═════ Items

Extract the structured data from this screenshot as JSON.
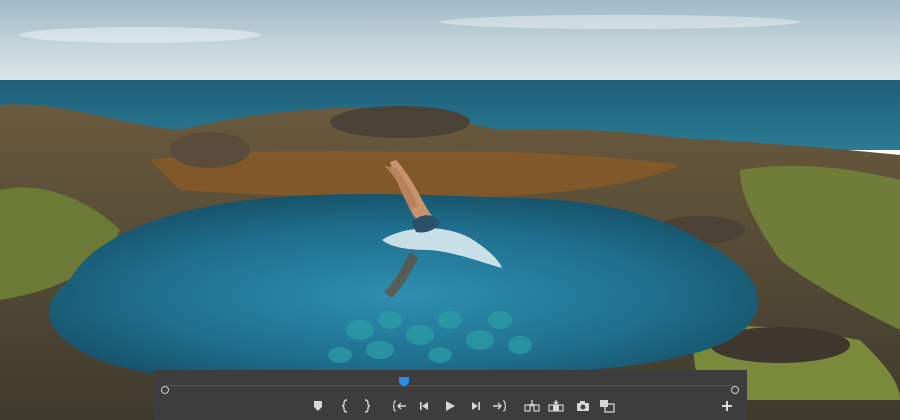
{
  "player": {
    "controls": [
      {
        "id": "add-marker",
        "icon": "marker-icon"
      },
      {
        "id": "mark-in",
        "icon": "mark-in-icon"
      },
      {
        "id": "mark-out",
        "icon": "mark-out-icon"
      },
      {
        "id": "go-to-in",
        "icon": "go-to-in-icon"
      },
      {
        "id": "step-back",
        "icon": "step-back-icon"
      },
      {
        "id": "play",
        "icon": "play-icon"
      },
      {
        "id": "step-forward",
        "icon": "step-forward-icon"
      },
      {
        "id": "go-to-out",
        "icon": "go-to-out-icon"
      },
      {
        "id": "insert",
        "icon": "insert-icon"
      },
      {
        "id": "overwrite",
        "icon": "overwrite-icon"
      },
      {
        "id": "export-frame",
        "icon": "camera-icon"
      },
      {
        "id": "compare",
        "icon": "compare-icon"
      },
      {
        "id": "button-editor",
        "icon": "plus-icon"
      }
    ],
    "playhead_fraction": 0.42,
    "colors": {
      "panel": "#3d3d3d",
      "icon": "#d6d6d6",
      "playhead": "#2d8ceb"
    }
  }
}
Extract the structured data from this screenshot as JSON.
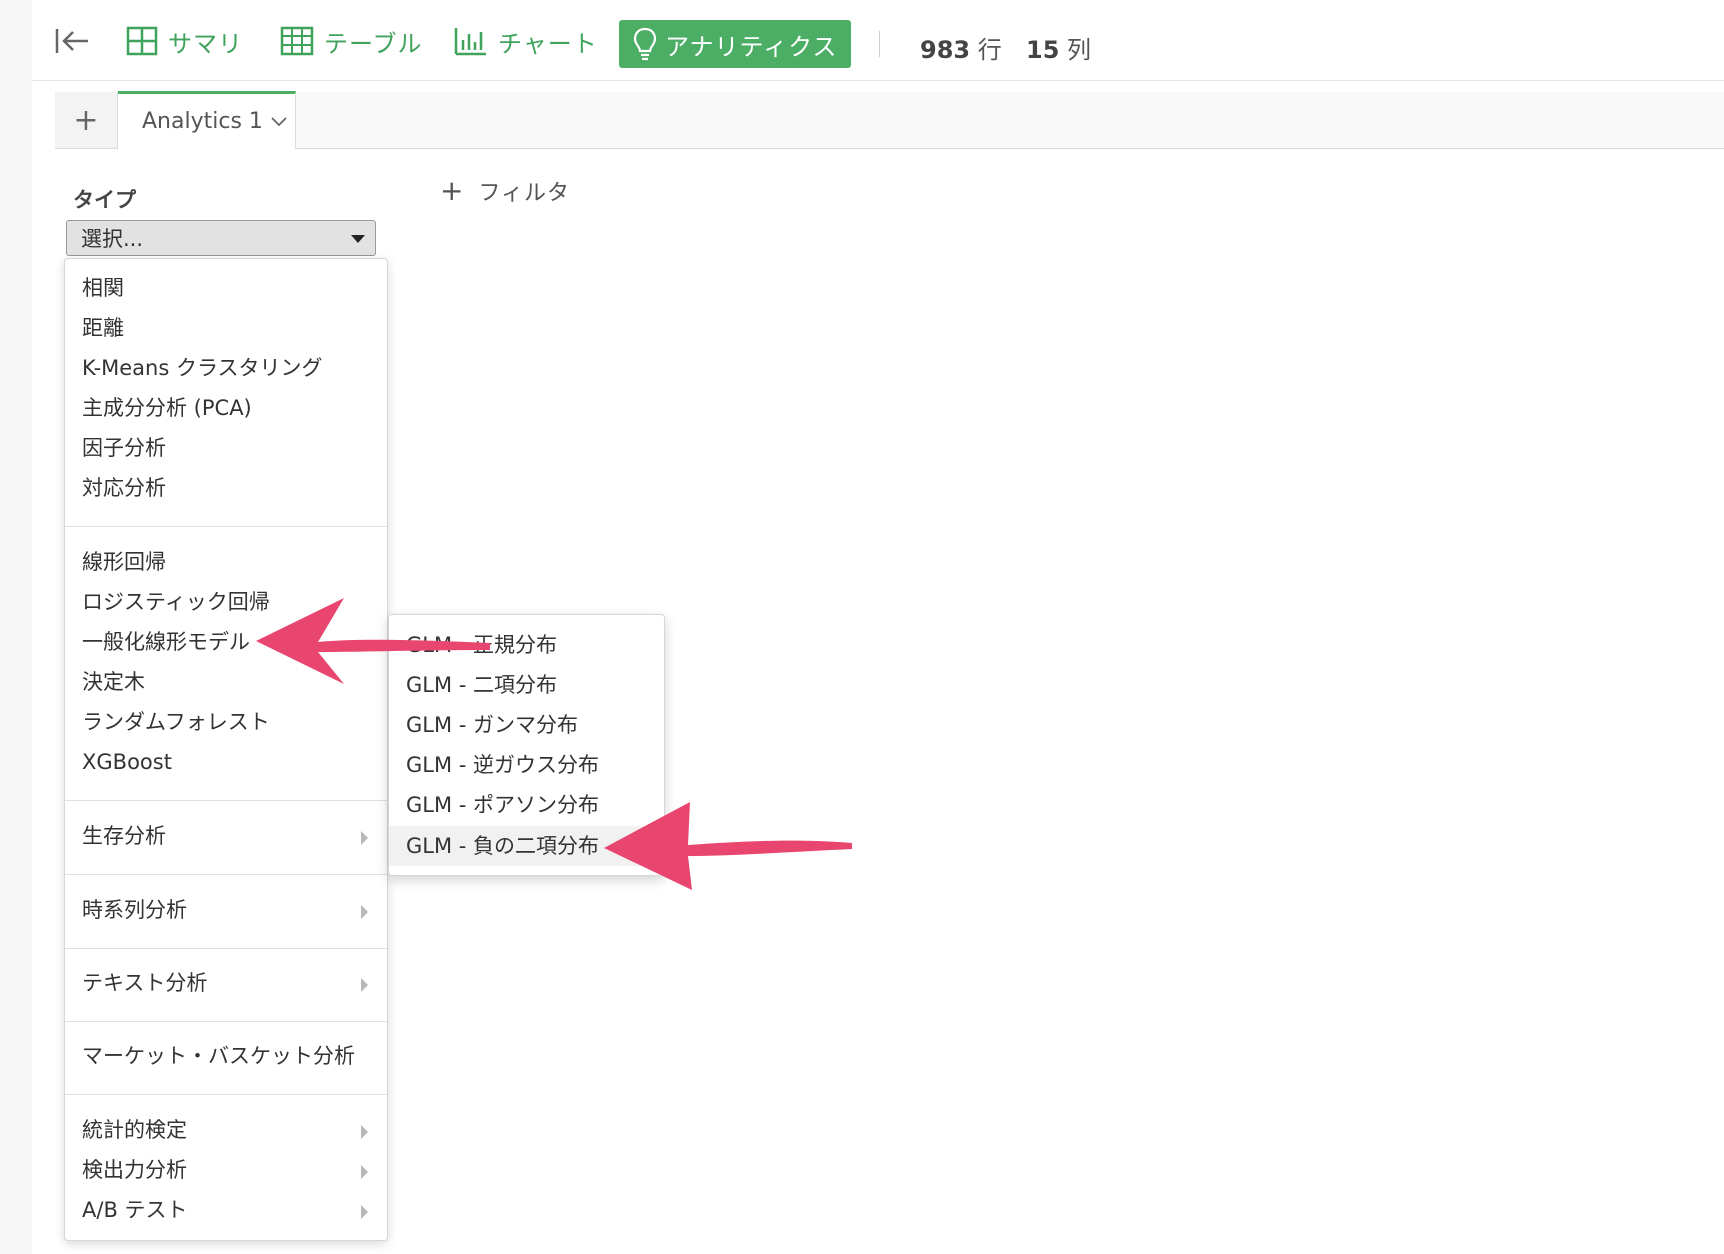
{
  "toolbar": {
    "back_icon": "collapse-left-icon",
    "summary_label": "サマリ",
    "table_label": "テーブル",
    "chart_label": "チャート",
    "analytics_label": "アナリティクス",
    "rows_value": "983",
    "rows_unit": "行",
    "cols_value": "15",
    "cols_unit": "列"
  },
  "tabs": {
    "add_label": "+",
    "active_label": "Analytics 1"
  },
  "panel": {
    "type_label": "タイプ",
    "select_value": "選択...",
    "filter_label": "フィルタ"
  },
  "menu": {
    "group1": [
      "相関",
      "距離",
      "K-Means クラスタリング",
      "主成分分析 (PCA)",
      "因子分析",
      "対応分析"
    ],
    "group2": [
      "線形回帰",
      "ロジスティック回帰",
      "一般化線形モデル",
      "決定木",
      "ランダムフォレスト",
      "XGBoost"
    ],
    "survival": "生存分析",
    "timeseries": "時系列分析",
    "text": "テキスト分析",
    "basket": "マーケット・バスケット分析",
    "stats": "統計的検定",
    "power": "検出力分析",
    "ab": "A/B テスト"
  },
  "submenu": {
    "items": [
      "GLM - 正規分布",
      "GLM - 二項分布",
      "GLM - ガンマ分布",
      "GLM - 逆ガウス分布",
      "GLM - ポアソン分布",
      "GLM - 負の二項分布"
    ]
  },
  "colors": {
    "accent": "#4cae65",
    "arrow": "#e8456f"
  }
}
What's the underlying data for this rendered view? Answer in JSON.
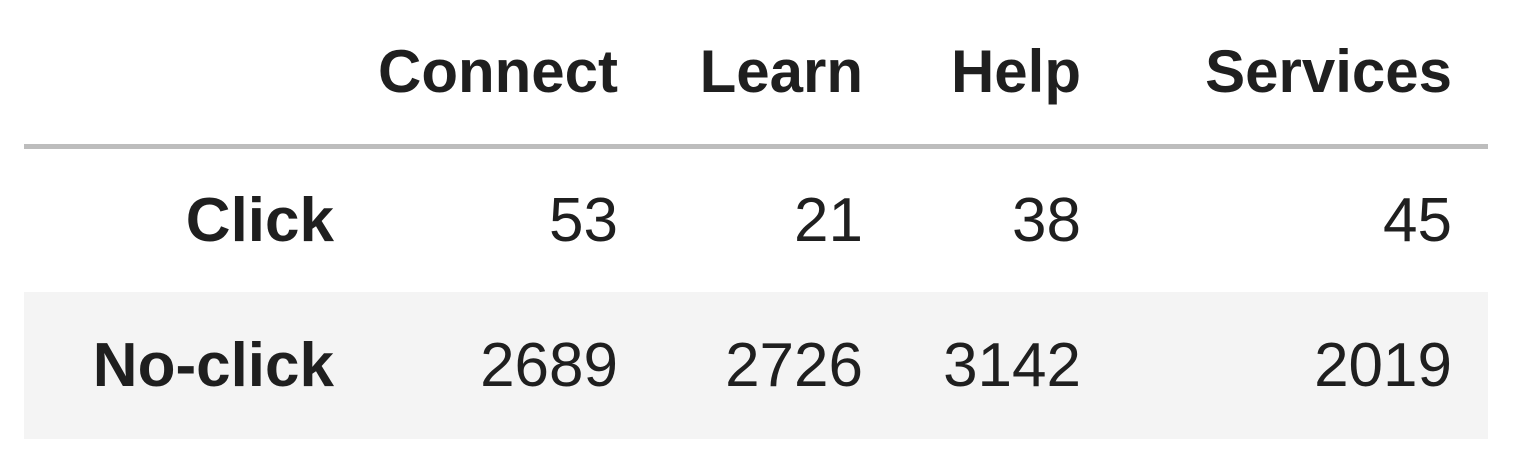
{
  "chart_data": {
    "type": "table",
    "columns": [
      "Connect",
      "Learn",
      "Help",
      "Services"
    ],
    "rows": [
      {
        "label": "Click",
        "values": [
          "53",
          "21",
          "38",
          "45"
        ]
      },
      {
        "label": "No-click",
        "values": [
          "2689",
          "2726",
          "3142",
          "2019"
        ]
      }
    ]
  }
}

══════════

Instructions for the task: Pick out the lines that contain "step" and copy them.

Exercise solution:
        "id": "step-back",
        "icon": "step-back-icon"
        "id": "step-forward",
        "icon": "step-forward-icon"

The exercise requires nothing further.